> **Your task**
Below is a block of records. Copy every line in it that contains the word "ffffff".

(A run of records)
^^^^
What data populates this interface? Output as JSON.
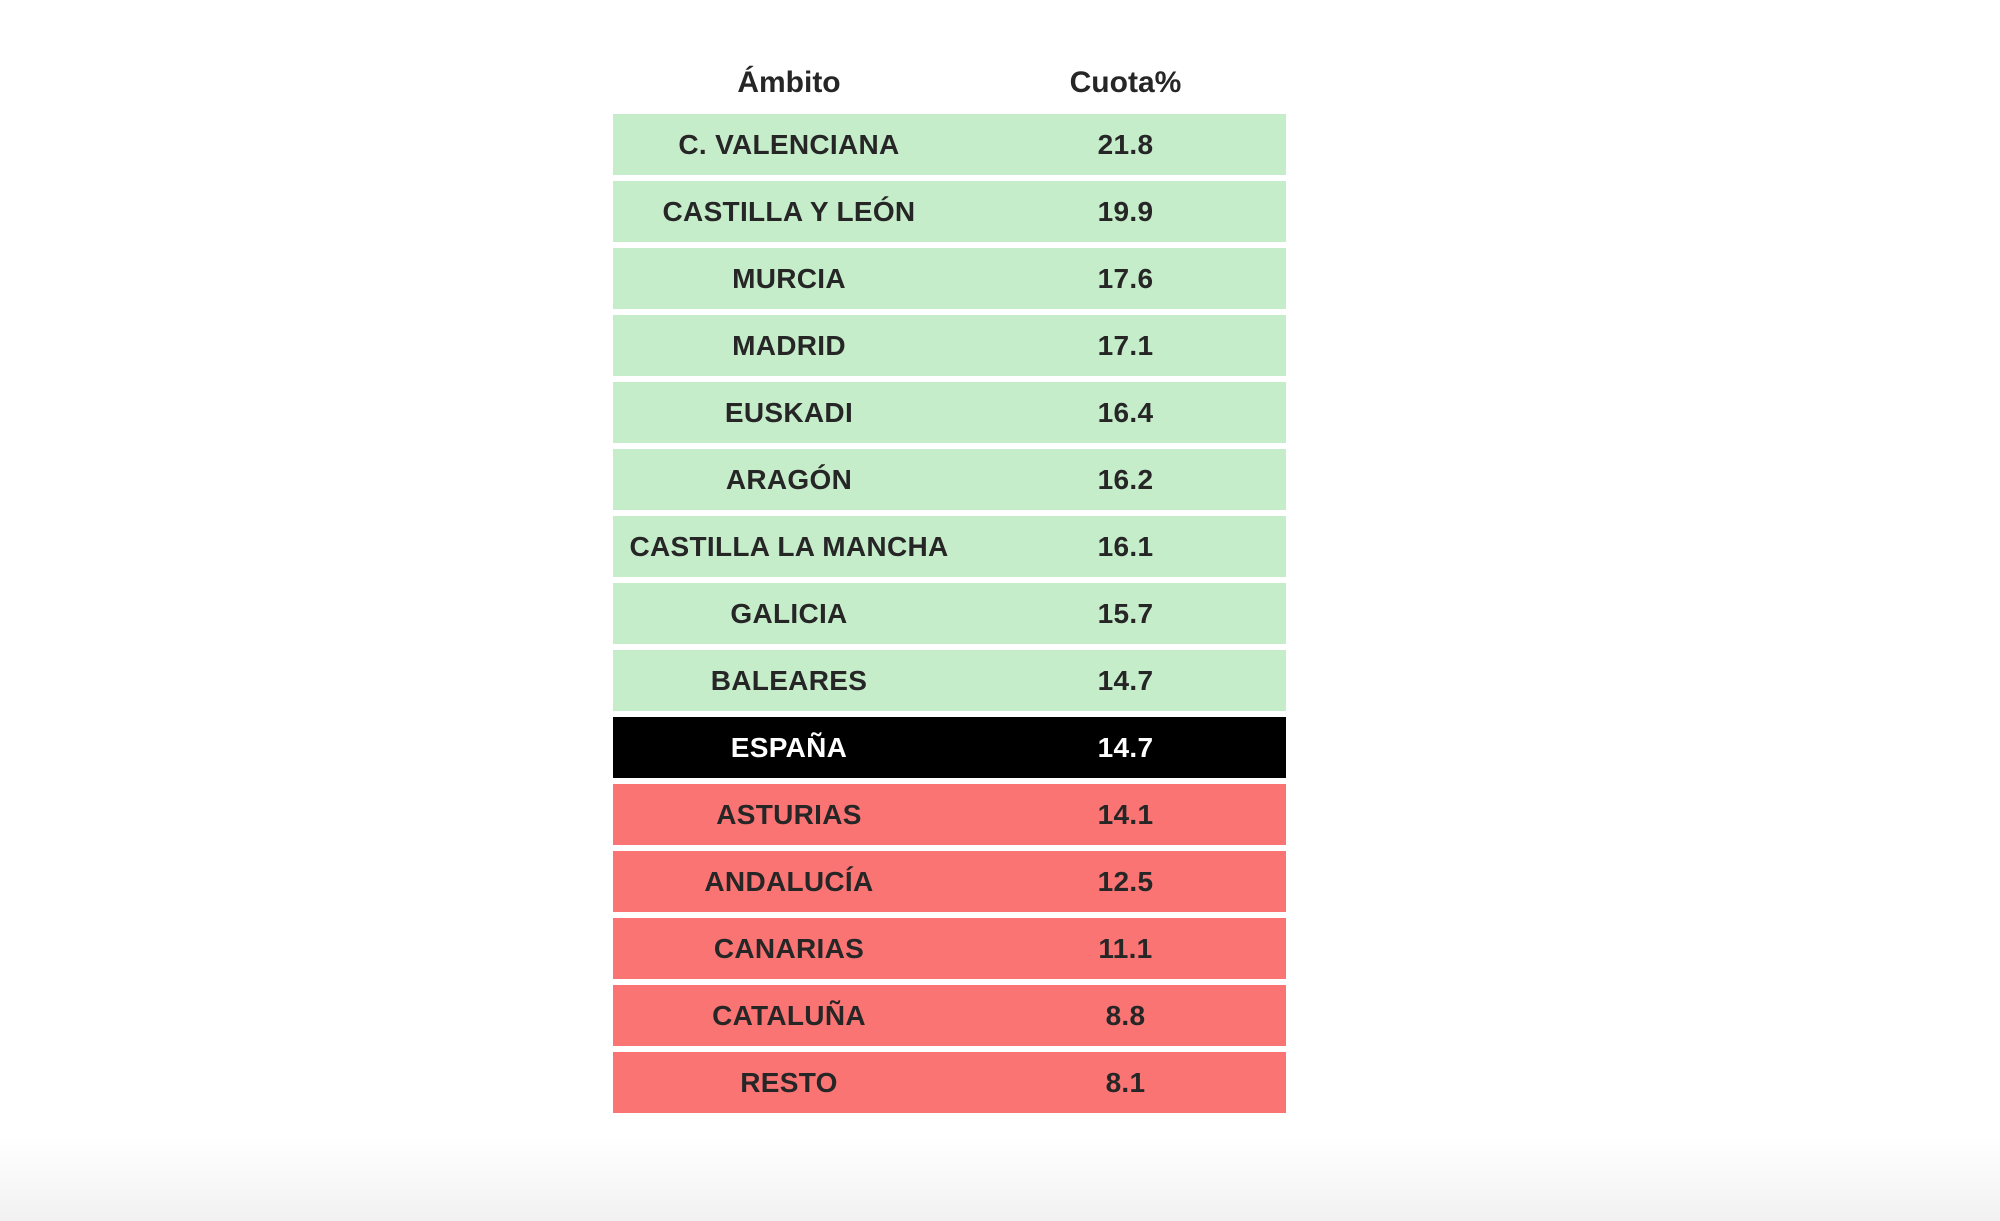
{
  "header": {
    "ambito": "Ámbito",
    "cuota": "Cuota%"
  },
  "rows": [
    {
      "ambito": "C. VALENCIANA",
      "cuota": "21.8",
      "state": "above"
    },
    {
      "ambito": "CASTILLA Y LEÓN",
      "cuota": "19.9",
      "state": "above"
    },
    {
      "ambito": "MURCIA",
      "cuota": "17.6",
      "state": "above"
    },
    {
      "ambito": "MADRID",
      "cuota": "17.1",
      "state": "above"
    },
    {
      "ambito": "EUSKADI",
      "cuota": "16.4",
      "state": "above"
    },
    {
      "ambito": "ARAGÓN",
      "cuota": "16.2",
      "state": "above"
    },
    {
      "ambito": "CASTILLA LA MANCHA",
      "cuota": "16.1",
      "state": "above"
    },
    {
      "ambito": "GALICIA",
      "cuota": "15.7",
      "state": "above"
    },
    {
      "ambito": "BALEARES",
      "cuota": "14.7",
      "state": "above"
    },
    {
      "ambito": "ESPAÑA",
      "cuota": "14.7",
      "state": "benchmark"
    },
    {
      "ambito": "ASTURIAS",
      "cuota": "14.1",
      "state": "below"
    },
    {
      "ambito": "ANDALUCÍA",
      "cuota": "12.5",
      "state": "below"
    },
    {
      "ambito": "CANARIAS",
      "cuota": "11.1",
      "state": "below"
    },
    {
      "ambito": "CATALUÑA",
      "cuota": "8.8",
      "state": "below"
    },
    {
      "ambito": "RESTO",
      "cuota": "8.1",
      "state": "below"
    }
  ],
  "colors": {
    "page_bg": "#ffffff",
    "above_row_bg": "#c6edca",
    "below_row_bg": "#fb7474",
    "benchmark_row_bg": "#000000",
    "benchmark_text": "#ffffff",
    "row_text": "#262626"
  },
  "chart_data": {
    "type": "table",
    "title": "",
    "columns": [
      "Ámbito",
      "Cuota%"
    ],
    "rows_data": [
      [
        "C. VALENCIANA",
        21.8
      ],
      [
        "CASTILLA Y LEÓN",
        19.9
      ],
      [
        "MURCIA",
        17.6
      ],
      [
        "MADRID",
        17.1
      ],
      [
        "EUSKADI",
        16.4
      ],
      [
        "ARAGÓN",
        16.2
      ],
      [
        "CASTILLA LA MANCHA",
        16.1
      ],
      [
        "GALICIA",
        15.7
      ],
      [
        "BALEARES",
        14.7
      ],
      [
        "ESPAÑA",
        14.7
      ],
      [
        "ASTURIAS",
        14.1
      ],
      [
        "ANDALUCÍA",
        12.5
      ],
      [
        "CANARIAS",
        11.1
      ],
      [
        "CATALUÑA",
        8.8
      ],
      [
        "RESTO",
        8.1
      ]
    ],
    "benchmark_row": "ESPAÑA",
    "color_coding": {
      "above_benchmark": "#c6edca",
      "benchmark": "#000000",
      "below_benchmark": "#fb7474"
    },
    "sort": "descending by Cuota%"
  }
}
^^^^
> **Full answer**
    "page_bg": "#ffffff",
    "benchmark_text": "#ffffff",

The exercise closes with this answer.